# Start of Input rows
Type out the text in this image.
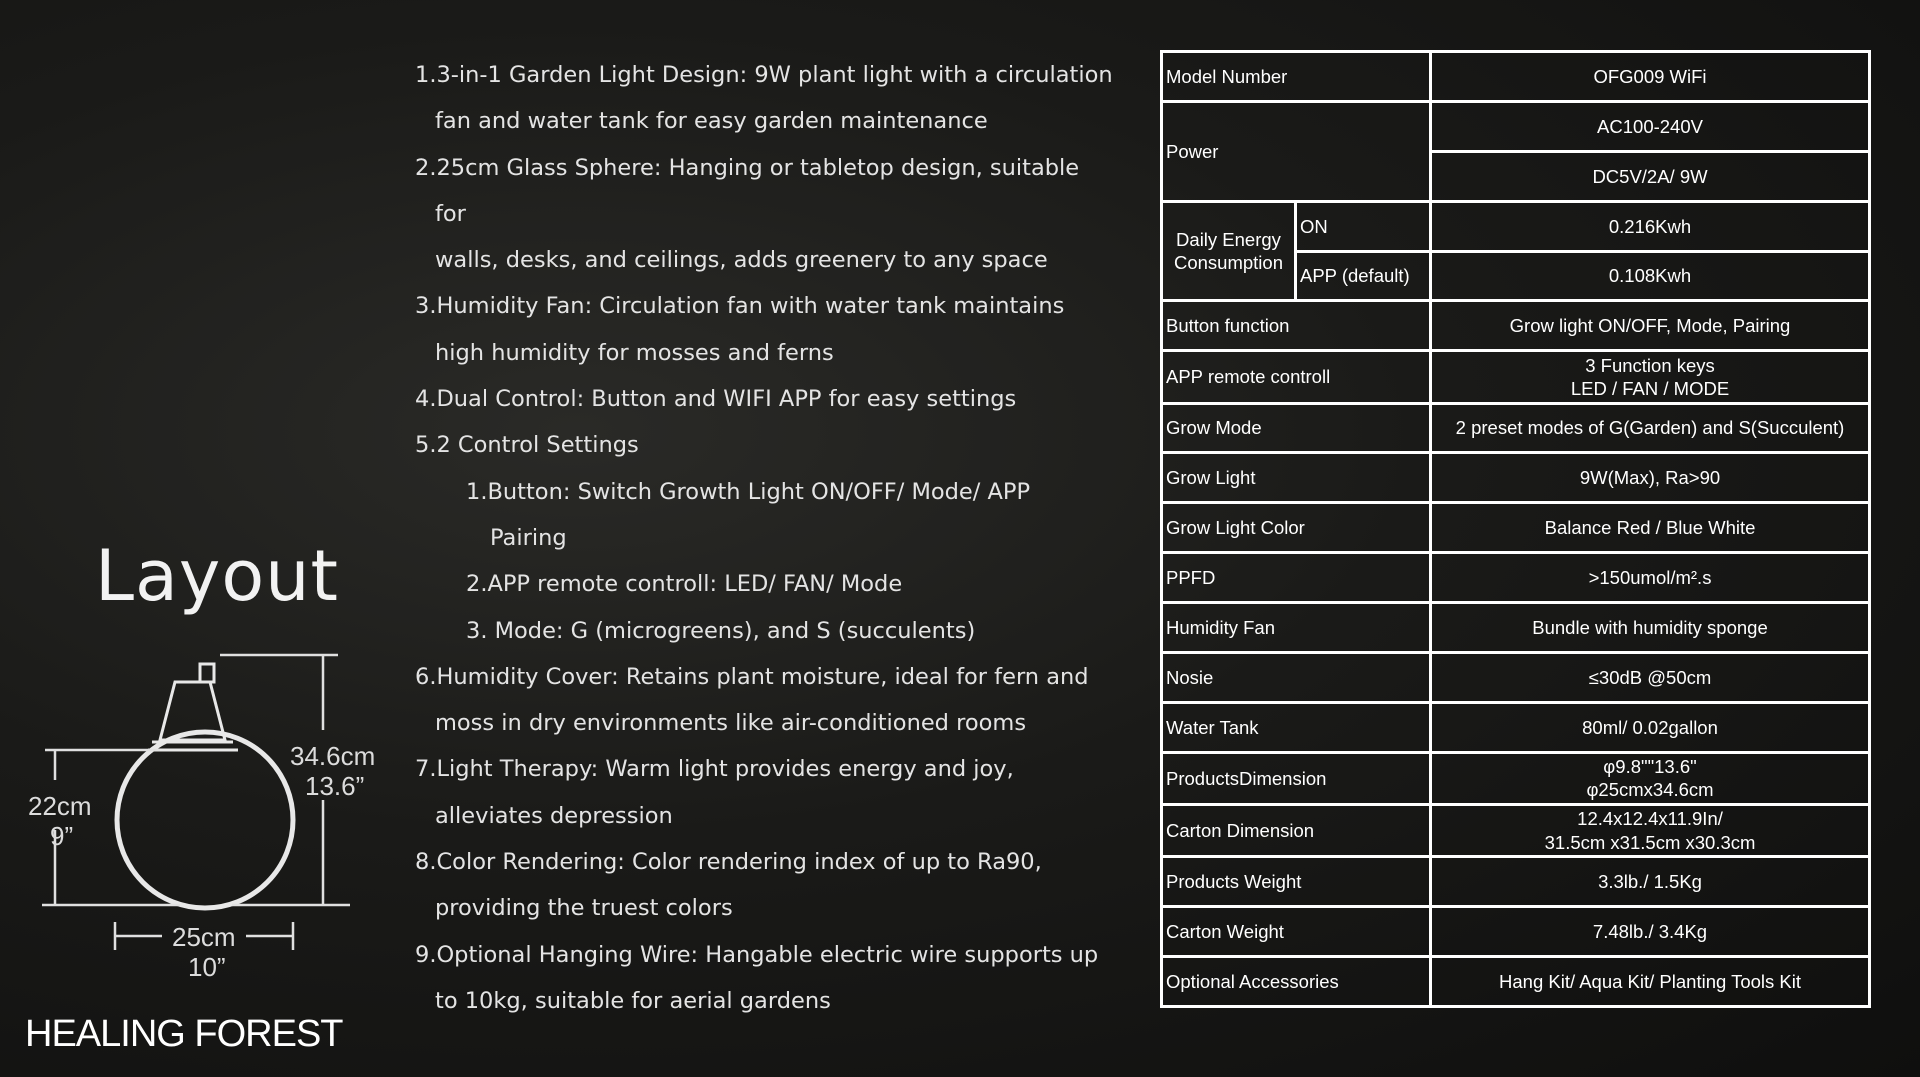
Layout
34.6cm
13.6”
22cm
9”
25cm
10”
HEALING FOREST
1.3-in-1 Garden Light Design: 9W plant light with a circulation
fan and water tank for easy garden maintenance
2.25cm Glass Sphere: Hanging or tabletop design, suitable for
walls, desks, and ceilings, adds greenery to any space
3.Humidity Fan: Circulation fan with water tank maintains
high humidity for mosses and ferns
4.Dual Control: Button and WIFI APP for easy settings
5.2 Control Settings
1.Button: Switch Growth Light ON/OFF/ Mode/ APP
Pairing
2.APP remote controll: LED/ FAN/ Mode
3. Mode: G (microgreens), and S (succulents)
6.Humidity Cover: Retains plant moisture, ideal for fern and
moss in dry environments like air-conditioned rooms
7.Light Therapy: Warm light provides energy and joy,
alleviates depression
8.Color Rendering: Color rendering index of up to Ra90,
providing the truest colors
9.Optional Hanging Wire: Hangable electric wire supports up
to 10kg, suitable for aerial gardens
Model Number		OFG009 WiFi
Power		AC100-240V
		DC5V/2A/ 9W
Daily Energy Consumption	ON	0.216Kwh
	APP (default)	0.108Kwh
Button function		Grow light ON/OFF, Mode, Pairing
APP remote controll		3 Function keys
LED / FAN / MODE
Grow Mode		2 preset modes of G(Garden) and S(Succulent)
Grow Light		9W(Max), Ra>90
Grow Light Color		Balance Red / Blue White
PPFD		>150umol/m².s
Humidity Fan		Bundle with humidity sponge
Nosie		≤30dB @50cm
Water Tank		80ml/ 0.02gallon
ProductsDimension		φ9.8""13.6"
φ25cmx34.6cm
Carton Dimension		12.4x12.4x11.9In/
31.5cm x31.5cm x30.3cm
Products Weight		3.3lb./ 1.5Kg
Carton Weight		7.48lb./ 3.4Kg
Optional Accessories		Hang Kit/ Aqua Kit/ Planting Tools Kit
# End of Input rows
Output a faithful copy of the data, with each picture left out.

Type out the text in this image.
Layout
34.6cm
13.6”
22cm
9”
25cm
10”
HEALING FOREST
1.3-in-1 Garden Light Design: 9W plant light with a circulation
fan and water tank for easy garden maintenance
2.25cm Glass Sphere: Hanging or tabletop design, suitable for
walls, desks, and ceilings, adds greenery to any space
3.Humidity Fan: Circulation fan with water tank maintains
high humidity for mosses and ferns
4.Dual Control: Button and WIFI APP for easy settings
5.2 Control Settings
1.Button: Switch Growth Light ON/OFF/ Mode/ APP
Pairing
2.APP remote controll: LED/ FAN/ Mode
3. Mode: G (microgreens), and S (succulents)
6.Humidity Cover: Retains plant moisture, ideal for fern and
moss in dry environments like air-conditioned rooms
7.Light Therapy: Warm light provides energy and joy,
alleviates depression
8.Color Rendering: Color rendering index of up to Ra90,
providing the truest colors
9.Optional Hanging Wire: Hangable electric wire supports up
to 10kg, suitable for aerial gardens
Model Number		OFG009 WiFi
Power		AC100-240V
		DC5V/2A/ 9W
Daily Energy Consumption	ON	0.216Kwh
	APP (default)	0.108Kwh
Button function		Grow light ON/OFF, Mode, Pairing
APP remote controll		3 Function keys
LED / FAN / MODE
Grow Mode		2 preset modes of G(Garden) and S(Succulent)
Grow Light		9W(Max), Ra>90
Grow Light Color		Balance Red / Blue White
PPFD		>150umol/m².s
Humidity Fan		Bundle with humidity sponge
Nosie		≤30dB @50cm
Water Tank		80ml/ 0.02gallon
ProductsDimension		φ9.8""13.6"
φ25cmx34.6cm
Carton Dimension		12.4x12.4x11.9In/
31.5cm x31.5cm x30.3cm
Products Weight		3.3lb./ 1.5Kg
Carton Weight		7.48lb./ 3.4Kg
Optional Accessories		Hang Kit/ Aqua Kit/ Planting Tools Kit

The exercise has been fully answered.